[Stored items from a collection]
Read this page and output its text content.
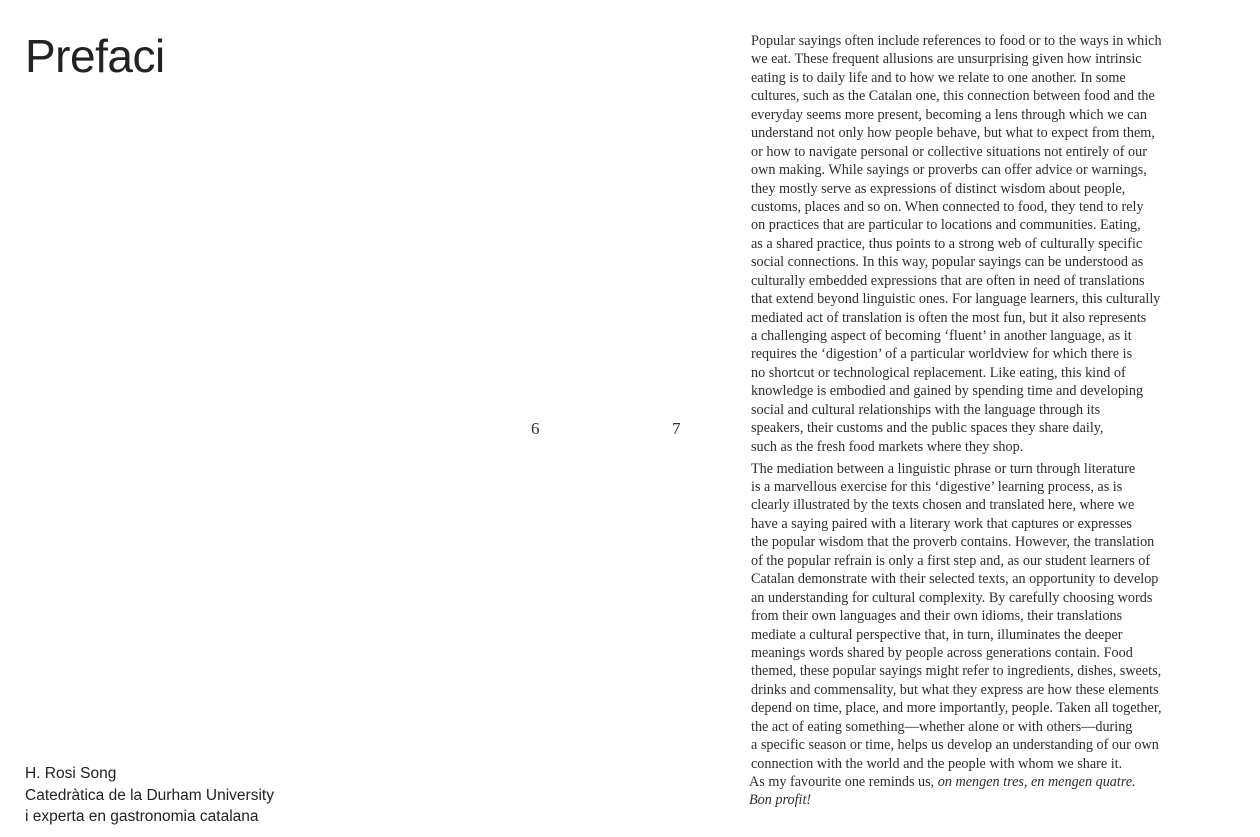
Prefaci
H. Rosi Song
Catedràtica de la Durham University
i experta en gastronomia catalana
6	7
Popular sayings often include references to food or to the ways in which
we eat. These frequent allusions are unsurprising given how intrinsic
eating is to daily life and to how we relate to one another. In some
cultures, such as the Catalan one, this connection between food and the
everyday seems more present, becoming a lens through which we can
understand not only how people behave, but what to expect from them,
or how to navigate personal or collective situations not entirely of our
own making. While sayings or proverbs can offer advice or warnings,
they mostly serve as expressions of distinct wisdom about people,
customs, places and so on. When connected to food, they tend to rely
on practices that are particular to locations and communities. Eating,
as a shared practice, thus points to a strong web of culturally specific
social connections. In this way, popular sayings can be understood as
culturally embedded expressions that are often in need of translations
that extend beyond linguistic ones. For language learners, this culturally
mediated act of translation is often the most fun, but it also represents
a challenging aspect of becoming ‘fluent’ in another language, as it
requires the ‘digestion’ of a particular worldview for which there is
no shortcut or technological replacement. Like eating, this kind of
knowledge is embodied and gained by spending time and developing
social and cultural relationships with the language through its
speakers, their customs and the public spaces they share daily,
such as the fresh food markets where they shop.
The mediation between a linguistic phrase or turn through literature
is a marvellous exercise for this ‘digestive’ learning process, as is
clearly illustrated by the texts chosen and translated here, where we
have a saying paired with a literary work that captures or expresses
the popular wisdom that the proverb contains. However, the translation
of the popular refrain is only a first step and, as our student learners of
Catalan demonstrate with their selected texts, an opportunity to develop
an understanding for cultural complexity. By carefully choosing words
from their own languages and their own idioms, their translations
mediate a cultural perspective that, in turn, illuminates the deeper
meanings words shared by people across generations contain. Food
themed, these popular sayings might refer to ingredients, dishes, sweets,
drinks and commensality, but what they express are how these elements
depend on time, place, and more importantly, people. Taken all together,
the act of eating something—whether alone or with others—during
a specific season or time, helps us develop an understanding of our own
connection with the world and the people with whom we share it.
As my favourite one reminds us, on mengen tres, en mengen quatre.
Bon profit!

WHAT IS REQUIRED:
Without the pictures, transcribe the listing above exactly.

OUTPUT:
Read this page and output its text content.
Prefaci
H. Rosi Song
Catedràtica de la Durham University
i experta en gastronomia catalana
6	7
Popular sayings often include references to food or to the ways in which
we eat. These frequent allusions are unsurprising given how intrinsic
eating is to daily life and to how we relate to one another. In some
cultures, such as the Catalan one, this connection between food and the
everyday seems more present, becoming a lens through which we can
understand not only how people behave, but what to expect from them,
or how to navigate personal or collective situations not entirely of our
own making. While sayings or proverbs can offer advice or warnings,
they mostly serve as expressions of distinct wisdom about people,
customs, places and so on. When connected to food, they tend to rely
on practices that are particular to locations and communities. Eating,
as a shared practice, thus points to a strong web of culturally specific
social connections. In this way, popular sayings can be understood as
culturally embedded expressions that are often in need of translations
that extend beyond linguistic ones. For language learners, this culturally
mediated act of translation is often the most fun, but it also represents
a challenging aspect of becoming ‘fluent’ in another language, as it
requires the ‘digestion’ of a particular worldview for which there is
no shortcut or technological replacement. Like eating, this kind of
knowledge is embodied and gained by spending time and developing
social and cultural relationships with the language through its
speakers, their customs and the public spaces they share daily,
such as the fresh food markets where they shop.
The mediation between a linguistic phrase or turn through literature
is a marvellous exercise for this ‘digestive’ learning process, as is
clearly illustrated by the texts chosen and translated here, where we
have a saying paired with a literary work that captures or expresses
the popular wisdom that the proverb contains. However, the translation
of the popular refrain is only a first step and, as our student learners of
Catalan demonstrate with their selected texts, an opportunity to develop
an understanding for cultural complexity. By carefully choosing words
from their own languages and their own idioms, their translations
mediate a cultural perspective that, in turn, illuminates the deeper
meanings words shared by people across generations contain. Food
themed, these popular sayings might refer to ingredients, dishes, sweets,
drinks and commensality, but what they express are how these elements
depend on time, place, and more importantly, people. Taken all together,
the act of eating something—whether alone or with others—during
a specific season or time, helps us develop an understanding of our own
connection with the world and the people with whom we share it.
As my favourite one reminds us, on mengen tres, en mengen quatre.
Bon profit!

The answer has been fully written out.